*Saved data entries*
_____

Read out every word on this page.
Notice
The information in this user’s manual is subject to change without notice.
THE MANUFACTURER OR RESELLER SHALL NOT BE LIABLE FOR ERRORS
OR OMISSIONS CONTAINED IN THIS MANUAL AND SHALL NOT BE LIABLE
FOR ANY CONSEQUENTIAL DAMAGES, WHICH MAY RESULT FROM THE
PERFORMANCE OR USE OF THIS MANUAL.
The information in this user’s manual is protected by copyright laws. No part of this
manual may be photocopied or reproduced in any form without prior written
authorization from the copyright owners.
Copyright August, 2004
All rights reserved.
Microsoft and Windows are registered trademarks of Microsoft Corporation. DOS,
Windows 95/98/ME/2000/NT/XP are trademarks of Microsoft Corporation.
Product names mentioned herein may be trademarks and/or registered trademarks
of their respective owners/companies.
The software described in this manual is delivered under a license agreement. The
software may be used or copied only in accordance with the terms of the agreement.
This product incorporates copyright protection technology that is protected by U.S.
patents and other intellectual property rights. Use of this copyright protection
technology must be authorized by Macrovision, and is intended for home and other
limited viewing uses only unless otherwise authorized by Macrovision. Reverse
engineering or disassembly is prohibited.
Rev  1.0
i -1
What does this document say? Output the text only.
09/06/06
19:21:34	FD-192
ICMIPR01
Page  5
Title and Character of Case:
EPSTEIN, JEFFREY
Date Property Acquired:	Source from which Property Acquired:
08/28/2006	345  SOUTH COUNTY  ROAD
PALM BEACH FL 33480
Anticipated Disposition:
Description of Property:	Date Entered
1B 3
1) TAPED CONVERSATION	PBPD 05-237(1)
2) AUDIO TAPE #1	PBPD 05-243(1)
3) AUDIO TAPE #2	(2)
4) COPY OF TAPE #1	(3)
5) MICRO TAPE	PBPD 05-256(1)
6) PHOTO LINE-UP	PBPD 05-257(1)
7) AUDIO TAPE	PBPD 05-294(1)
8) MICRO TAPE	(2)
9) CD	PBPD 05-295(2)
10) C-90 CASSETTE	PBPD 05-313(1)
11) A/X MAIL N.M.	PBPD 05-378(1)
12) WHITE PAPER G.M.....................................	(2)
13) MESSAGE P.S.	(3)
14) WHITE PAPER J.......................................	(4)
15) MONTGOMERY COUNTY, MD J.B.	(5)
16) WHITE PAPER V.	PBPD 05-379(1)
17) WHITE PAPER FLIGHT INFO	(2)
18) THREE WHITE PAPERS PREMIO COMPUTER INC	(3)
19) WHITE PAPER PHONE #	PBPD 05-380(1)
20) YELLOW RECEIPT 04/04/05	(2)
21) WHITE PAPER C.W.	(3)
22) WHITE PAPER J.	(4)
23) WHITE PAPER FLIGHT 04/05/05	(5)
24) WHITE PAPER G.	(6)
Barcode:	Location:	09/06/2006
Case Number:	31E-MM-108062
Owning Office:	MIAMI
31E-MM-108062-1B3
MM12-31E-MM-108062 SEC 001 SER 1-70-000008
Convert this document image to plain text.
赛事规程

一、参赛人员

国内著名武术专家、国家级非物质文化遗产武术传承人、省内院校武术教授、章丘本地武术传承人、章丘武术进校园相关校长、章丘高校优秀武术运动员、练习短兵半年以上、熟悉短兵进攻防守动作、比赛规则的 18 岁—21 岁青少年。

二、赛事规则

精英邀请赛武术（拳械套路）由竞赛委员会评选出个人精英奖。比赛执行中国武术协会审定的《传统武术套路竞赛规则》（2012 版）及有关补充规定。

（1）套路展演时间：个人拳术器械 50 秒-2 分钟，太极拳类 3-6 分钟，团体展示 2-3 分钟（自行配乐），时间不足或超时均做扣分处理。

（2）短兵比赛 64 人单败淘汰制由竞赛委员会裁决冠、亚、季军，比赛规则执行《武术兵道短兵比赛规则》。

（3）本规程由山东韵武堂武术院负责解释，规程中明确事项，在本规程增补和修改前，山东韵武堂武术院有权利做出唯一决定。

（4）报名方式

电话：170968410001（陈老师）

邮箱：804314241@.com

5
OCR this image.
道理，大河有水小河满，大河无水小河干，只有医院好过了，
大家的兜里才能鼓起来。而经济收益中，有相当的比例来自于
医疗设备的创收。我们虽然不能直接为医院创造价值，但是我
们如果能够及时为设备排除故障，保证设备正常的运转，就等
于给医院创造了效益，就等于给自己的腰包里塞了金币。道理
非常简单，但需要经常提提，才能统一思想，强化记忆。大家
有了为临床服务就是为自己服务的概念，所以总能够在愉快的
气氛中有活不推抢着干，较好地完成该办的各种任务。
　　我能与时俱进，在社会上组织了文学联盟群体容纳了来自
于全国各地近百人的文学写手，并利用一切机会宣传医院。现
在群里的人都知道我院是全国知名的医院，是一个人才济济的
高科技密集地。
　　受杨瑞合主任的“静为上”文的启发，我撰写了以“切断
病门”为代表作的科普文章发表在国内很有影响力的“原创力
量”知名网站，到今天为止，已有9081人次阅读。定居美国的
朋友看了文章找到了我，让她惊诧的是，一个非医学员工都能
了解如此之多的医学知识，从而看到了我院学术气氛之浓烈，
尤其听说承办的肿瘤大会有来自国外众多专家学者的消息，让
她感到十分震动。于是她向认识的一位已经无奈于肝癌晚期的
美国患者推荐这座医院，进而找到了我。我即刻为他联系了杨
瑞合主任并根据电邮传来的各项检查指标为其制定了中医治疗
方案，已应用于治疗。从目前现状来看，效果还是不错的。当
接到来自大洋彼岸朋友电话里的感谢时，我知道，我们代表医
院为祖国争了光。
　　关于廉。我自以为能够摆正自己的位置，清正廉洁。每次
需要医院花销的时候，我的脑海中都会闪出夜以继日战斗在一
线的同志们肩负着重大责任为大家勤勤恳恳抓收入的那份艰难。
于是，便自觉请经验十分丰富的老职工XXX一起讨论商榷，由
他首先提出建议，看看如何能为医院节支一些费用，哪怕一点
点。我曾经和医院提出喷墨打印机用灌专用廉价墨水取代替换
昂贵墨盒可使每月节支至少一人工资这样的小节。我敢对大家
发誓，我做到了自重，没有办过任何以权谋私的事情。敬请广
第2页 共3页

_____

*Work to complete*
Word for word, write out all of the data above.

*Correct output*
Read out every word on this page.
Notice
The information in this user’s manual is subject to change without notice.
THE MANUFACTURER OR RESELLER SHALL NOT BE LIABLE FOR ERRORS
OR OMISSIONS CONTAINED IN THIS MANUAL AND SHALL NOT BE LIABLE
FOR ANY CONSEQUENTIAL DAMAGES, WHICH MAY RESULT FROM THE
PERFORMANCE OR USE OF THIS MANUAL.
The information in this user’s manual is protected by copyright laws. No part of this
manual may be photocopied or reproduced in any form without prior written
authorization from the copyright owners.
Copyright August, 2004
All rights reserved.
Microsoft and Windows are registered trademarks of Microsoft Corporation. DOS,
Windows 95/98/ME/2000/NT/XP are trademarks of Microsoft Corporation.
Product names mentioned herein may be trademarks and/or registered trademarks
of their respective owners/companies.
The software described in this manual is delivered under a license agreement. The
software may be used or copied only in accordance with the terms of the agreement.
This product incorporates copyright protection technology that is protected by U.S.
patents and other intellectual property rights. Use of this copyright protection
technology must be authorized by Macrovision, and is intended for home and other
limited viewing uses only unless otherwise authorized by Macrovision. Reverse
engineering or disassembly is prohibited.
Rev  1.0
i -1
What does this document say? Output the text only.
09/06/06
19:21:34	FD-192
ICMIPR01
Page  5
Title and Character of Case:
EPSTEIN, JEFFREY
Date Property Acquired:	Source from which Property Acquired:
08/28/2006	345  SOUTH COUNTY  ROAD
PALM BEACH FL 33480
Anticipated Disposition:
Description of Property:	Date Entered
1B 3
1) TAPED CONVERSATION	PBPD 05-237(1)
2) AUDIO TAPE #1	PBPD 05-243(1)
3) AUDIO TAPE #2	(2)
4) COPY OF TAPE #1	(3)
5) MICRO TAPE	PBPD 05-256(1)
6) PHOTO LINE-UP	PBPD 05-257(1)
7) AUDIO TAPE	PBPD 05-294(1)
8) MICRO TAPE	(2)
9) CD	PBPD 05-295(2)
10) C-90 CASSETTE	PBPD 05-313(1)
11) A/X MAIL N.M.	PBPD 05-378(1)
12) WHITE PAPER G.M.....................................	(2)
13) MESSAGE P.S.	(3)
14) WHITE PAPER J.......................................	(4)
15) MONTGOMERY COUNTY, MD J.B.	(5)
16) WHITE PAPER V.	PBPD 05-379(1)
17) WHITE PAPER FLIGHT INFO	(2)
18) THREE WHITE PAPERS PREMIO COMPUTER INC	(3)
19) WHITE PAPER PHONE #	PBPD 05-380(1)
20) YELLOW RECEIPT 04/04/05	(2)
21) WHITE PAPER C.W.	(3)
22) WHITE PAPER J.	(4)
23) WHITE PAPER FLIGHT 04/05/05	(5)
24) WHITE PAPER G.	(6)
Barcode:	Location:	09/06/2006
Case Number:	31E-MM-108062
Owning Office:	MIAMI
31E-MM-108062-1B3
MM12-31E-MM-108062 SEC 001 SER 1-70-000008
Convert this document image to plain text.
赛事规程

一、参赛人员

国内著名武术专家、国家级非物质文化遗产武术传承人、省内院校武术教授、章丘本地武术传承人、章丘武术进校园相关校长、章丘高校优秀武术运动员、练习短兵半年以上、熟悉短兵进攻防守动作、比赛规则的 18 岁—21 岁青少年。

二、赛事规则

精英邀请赛武术（拳械套路）由竞赛委员会评选出个人精英奖。比赛执行中国武术协会审定的《传统武术套路竞赛规则》（2012 版）及有关补充规定。

（1）套路展演时间：个人拳术器械 50 秒-2 分钟，太极拳类 3-6 分钟，团体展示 2-3 分钟（自行配乐），时间不足或超时均做扣分处理。

（2）短兵比赛 64 人单败淘汰制由竞赛委员会裁决冠、亚、季军，比赛规则执行《武术兵道短兵比赛规则》。

（3）本规程由山东韵武堂武术院负责解释，规程中明确事项，在本规程增补和修改前，山东韵武堂武术院有权利做出唯一决定。

（4）报名方式

电话：170968410001（陈老师）

邮箱：804314241@.com

5
OCR this image.
道理，大河有水小河满，大河无水小河干，只有医院好过了，
大家的兜里才能鼓起来。而经济收益中，有相当的比例来自于
医疗设备的创收。我们虽然不能直接为医院创造价值，但是我
们如果能够及时为设备排除故障，保证设备正常的运转，就等
于给医院创造了效益，就等于给自己的腰包里塞了金币。道理
非常简单，但需要经常提提，才能统一思想，强化记忆。大家
有了为临床服务就是为自己服务的概念，所以总能够在愉快的
气氛中有活不推抢着干，较好地完成该办的各种任务。
　　我能与时俱进，在社会上组织了文学联盟群体容纳了来自
于全国各地近百人的文学写手，并利用一切机会宣传医院。现
在群里的人都知道我院是全国知名的医院，是一个人才济济的
高科技密集地。
　　受杨瑞合主任的“静为上”文的启发，我撰写了以“切断
病门”为代表作的科普文章发表在国内很有影响力的“原创力
量”知名网站，到今天为止，已有9081人次阅读。定居美国的
朋友看了文章找到了我，让她惊诧的是，一个非医学员工都能
了解如此之多的医学知识，从而看到了我院学术气氛之浓烈，
尤其听说承办的肿瘤大会有来自国外众多专家学者的消息，让
她感到十分震动。于是她向认识的一位已经无奈于肝癌晚期的
美国患者推荐这座医院，进而找到了我。我即刻为他联系了杨
瑞合主任并根据电邮传来的各项检查指标为其制定了中医治疗
方案，已应用于治疗。从目前现状来看，效果还是不错的。当
接到来自大洋彼岸朋友电话里的感谢时，我知道，我们代表医
院为祖国争了光。
　　关于廉。我自以为能够摆正自己的位置，清正廉洁。每次
需要医院花销的时候，我的脑海中都会闪出夜以继日战斗在一
线的同志们肩负着重大责任为大家勤勤恳恳抓收入的那份艰难。
于是，便自觉请经验十分丰富的老职工XXX一起讨论商榷，由
他首先提出建议，看看如何能为医院节支一些费用，哪怕一点
点。我曾经和医院提出喷墨打印机用灌专用廉价墨水取代替换
昂贵墨盒可使每月节支至少一人工资这样的小节。我敢对大家
发誓，我做到了自重，没有办过任何以权谋私的事情。敬请广
第2页 共3页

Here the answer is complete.